**WHAT NEEDS TO BE DONE**
Repeat the whole listing below, word for word.

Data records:
%%

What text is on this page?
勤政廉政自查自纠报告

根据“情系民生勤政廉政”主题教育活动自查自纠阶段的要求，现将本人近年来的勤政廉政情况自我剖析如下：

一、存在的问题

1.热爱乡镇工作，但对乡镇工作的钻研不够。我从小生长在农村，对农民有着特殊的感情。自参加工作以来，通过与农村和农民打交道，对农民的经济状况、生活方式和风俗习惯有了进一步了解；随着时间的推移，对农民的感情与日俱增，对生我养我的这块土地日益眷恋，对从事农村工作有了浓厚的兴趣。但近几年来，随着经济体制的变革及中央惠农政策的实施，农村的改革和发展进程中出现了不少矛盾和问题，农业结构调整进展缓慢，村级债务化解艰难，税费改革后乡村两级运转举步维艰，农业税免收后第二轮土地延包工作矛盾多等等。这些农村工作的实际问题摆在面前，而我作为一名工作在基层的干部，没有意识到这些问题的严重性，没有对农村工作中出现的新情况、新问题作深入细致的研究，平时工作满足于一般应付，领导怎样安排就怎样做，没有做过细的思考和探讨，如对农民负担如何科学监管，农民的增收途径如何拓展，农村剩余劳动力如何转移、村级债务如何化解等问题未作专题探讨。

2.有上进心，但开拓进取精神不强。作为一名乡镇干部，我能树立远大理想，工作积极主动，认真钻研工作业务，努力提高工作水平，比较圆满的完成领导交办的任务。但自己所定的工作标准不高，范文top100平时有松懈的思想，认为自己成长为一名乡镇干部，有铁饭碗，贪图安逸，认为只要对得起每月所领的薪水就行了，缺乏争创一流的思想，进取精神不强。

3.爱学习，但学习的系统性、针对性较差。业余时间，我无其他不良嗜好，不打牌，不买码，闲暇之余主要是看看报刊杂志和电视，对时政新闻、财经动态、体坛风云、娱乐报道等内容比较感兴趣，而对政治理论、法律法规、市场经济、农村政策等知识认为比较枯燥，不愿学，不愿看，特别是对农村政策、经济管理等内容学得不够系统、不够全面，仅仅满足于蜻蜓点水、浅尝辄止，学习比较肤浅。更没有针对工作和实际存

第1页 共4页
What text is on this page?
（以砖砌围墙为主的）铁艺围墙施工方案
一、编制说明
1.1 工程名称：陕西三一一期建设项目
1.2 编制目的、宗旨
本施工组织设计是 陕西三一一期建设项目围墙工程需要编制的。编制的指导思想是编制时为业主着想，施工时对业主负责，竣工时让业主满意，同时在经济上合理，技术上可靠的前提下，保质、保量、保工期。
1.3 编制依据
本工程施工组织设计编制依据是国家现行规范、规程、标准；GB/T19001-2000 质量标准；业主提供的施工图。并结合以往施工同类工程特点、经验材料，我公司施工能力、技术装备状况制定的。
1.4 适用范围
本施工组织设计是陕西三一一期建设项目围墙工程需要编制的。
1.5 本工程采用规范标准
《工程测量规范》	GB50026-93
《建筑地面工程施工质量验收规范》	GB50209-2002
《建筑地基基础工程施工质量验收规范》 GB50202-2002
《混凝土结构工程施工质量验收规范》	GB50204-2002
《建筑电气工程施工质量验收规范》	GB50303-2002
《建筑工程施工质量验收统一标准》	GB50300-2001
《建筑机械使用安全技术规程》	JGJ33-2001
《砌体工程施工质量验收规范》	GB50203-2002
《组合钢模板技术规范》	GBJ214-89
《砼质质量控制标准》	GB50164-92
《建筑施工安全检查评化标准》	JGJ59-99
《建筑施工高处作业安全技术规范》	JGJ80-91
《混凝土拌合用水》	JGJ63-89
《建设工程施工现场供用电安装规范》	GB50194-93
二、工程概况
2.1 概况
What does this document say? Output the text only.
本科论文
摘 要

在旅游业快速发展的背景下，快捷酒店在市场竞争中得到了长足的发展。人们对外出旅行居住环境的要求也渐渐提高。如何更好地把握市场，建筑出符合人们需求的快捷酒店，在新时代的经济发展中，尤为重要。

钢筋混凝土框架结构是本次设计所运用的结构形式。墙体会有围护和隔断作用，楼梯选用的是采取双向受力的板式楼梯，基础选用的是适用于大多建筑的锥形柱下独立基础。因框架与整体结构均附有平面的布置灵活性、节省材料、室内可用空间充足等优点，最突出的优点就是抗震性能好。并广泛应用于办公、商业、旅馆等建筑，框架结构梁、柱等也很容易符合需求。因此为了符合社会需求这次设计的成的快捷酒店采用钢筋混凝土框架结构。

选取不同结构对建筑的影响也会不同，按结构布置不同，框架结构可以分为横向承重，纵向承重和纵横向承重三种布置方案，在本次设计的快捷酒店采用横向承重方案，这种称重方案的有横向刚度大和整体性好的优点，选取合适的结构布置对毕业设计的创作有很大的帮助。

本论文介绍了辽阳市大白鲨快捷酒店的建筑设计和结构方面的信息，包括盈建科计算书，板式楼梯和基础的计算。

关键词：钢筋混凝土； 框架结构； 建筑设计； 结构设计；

%%

**ANSWER FOR THE TASK**
What text is on this page?
勤政廉政自查自纠报告

根据“情系民生勤政廉政”主题教育活动自查自纠阶段的要求，现将本人近年来的勤政廉政情况自我剖析如下：

一、存在的问题

1.热爱乡镇工作，但对乡镇工作的钻研不够。我从小生长在农村，对农民有着特殊的感情。自参加工作以来，通过与农村和农民打交道，对农民的经济状况、生活方式和风俗习惯有了进一步了解；随着时间的推移，对农民的感情与日俱增，对生我养我的这块土地日益眷恋，对从事农村工作有了浓厚的兴趣。但近几年来，随着经济体制的变革及中央惠农政策的实施，农村的改革和发展进程中出现了不少矛盾和问题，农业结构调整进展缓慢，村级债务化解艰难，税费改革后乡村两级运转举步维艰，农业税免收后第二轮土地延包工作矛盾多等等。这些农村工作的实际问题摆在面前，而我作为一名工作在基层的干部，没有意识到这些问题的严重性，没有对农村工作中出现的新情况、新问题作深入细致的研究，平时工作满足于一般应付，领导怎样安排就怎样做，没有做过细的思考和探讨，如对农民负担如何科学监管，农民的增收途径如何拓展，农村剩余劳动力如何转移、村级债务如何化解等问题未作专题探讨。

2.有上进心，但开拓进取精神不强。作为一名乡镇干部，我能树立远大理想，工作积极主动，认真钻研工作业务，努力提高工作水平，比较圆满的完成领导交办的任务。但自己所定的工作标准不高，范文top100平时有松懈的思想，认为自己成长为一名乡镇干部，有铁饭碗，贪图安逸，认为只要对得起每月所领的薪水就行了，缺乏争创一流的思想，进取精神不强。

3.爱学习，但学习的系统性、针对性较差。业余时间，我无其他不良嗜好，不打牌，不买码，闲暇之余主要是看看报刊杂志和电视，对时政新闻、财经动态、体坛风云、娱乐报道等内容比较感兴趣，而对政治理论、法律法规、市场经济、农村政策等知识认为比较枯燥，不愿学，不愿看，特别是对农村政策、经济管理等内容学得不够系统、不够全面，仅仅满足于蜻蜓点水、浅尝辄止，学习比较肤浅。更没有针对工作和实际存

第1页 共4页
What text is on this page?
（以砖砌围墙为主的）铁艺围墙施工方案
一、编制说明
1.1 工程名称：陕西三一一期建设项目
1.2 编制目的、宗旨
本施工组织设计是 陕西三一一期建设项目围墙工程需要编制的。编制的指导思想是编制时为业主着想，施工时对业主负责，竣工时让业主满意，同时在经济上合理，技术上可靠的前提下，保质、保量、保工期。
1.3 编制依据
本工程施工组织设计编制依据是国家现行规范、规程、标准；GB/T19001-2000 质量标准；业主提供的施工图。并结合以往施工同类工程特点、经验材料，我公司施工能力、技术装备状况制定的。
1.4 适用范围
本施工组织设计是陕西三一一期建设项目围墙工程需要编制的。
1.5 本工程采用规范标准
《工程测量规范》	GB50026-93
《建筑地面工程施工质量验收规范》	GB50209-2002
《建筑地基基础工程施工质量验收规范》 GB50202-2002
《混凝土结构工程施工质量验收规范》	GB50204-2002
《建筑电气工程施工质量验收规范》	GB50303-2002
《建筑工程施工质量验收统一标准》	GB50300-2001
《建筑机械使用安全技术规程》	JGJ33-2001
《砌体工程施工质量验收规范》	GB50203-2002
《组合钢模板技术规范》	GBJ214-89
《砼质质量控制标准》	GB50164-92
《建筑施工安全检查评化标准》	JGJ59-99
《建筑施工高处作业安全技术规范》	JGJ80-91
《混凝土拌合用水》	JGJ63-89
《建设工程施工现场供用电安装规范》	GB50194-93
二、工程概况
2.1 概况
What does this document say? Output the text only.
本科论文
摘 要

在旅游业快速发展的背景下，快捷酒店在市场竞争中得到了长足的发展。人们对外出旅行居住环境的要求也渐渐提高。如何更好地把握市场，建筑出符合人们需求的快捷酒店，在新时代的经济发展中，尤为重要。

钢筋混凝土框架结构是本次设计所运用的结构形式。墙体会有围护和隔断作用，楼梯选用的是采取双向受力的板式楼梯，基础选用的是适用于大多建筑的锥形柱下独立基础。因框架与整体结构均附有平面的布置灵活性、节省材料、室内可用空间充足等优点，最突出的优点就是抗震性能好。并广泛应用于办公、商业、旅馆等建筑，框架结构梁、柱等也很容易符合需求。因此为了符合社会需求这次设计的成的快捷酒店采用钢筋混凝土框架结构。

选取不同结构对建筑的影响也会不同，按结构布置不同，框架结构可以分为横向承重，纵向承重和纵横向承重三种布置方案，在本次设计的快捷酒店采用横向承重方案，这种称重方案的有横向刚度大和整体性好的优点，选取合适的结构布置对毕业设计的创作有很大的帮助。

本论文介绍了辽阳市大白鲨快捷酒店的建筑设计和结构方面的信息，包括盈建科计算书，板式楼梯和基础的计算。

关键词：钢筋混凝土； 框架结构； 建筑设计； 结构设计；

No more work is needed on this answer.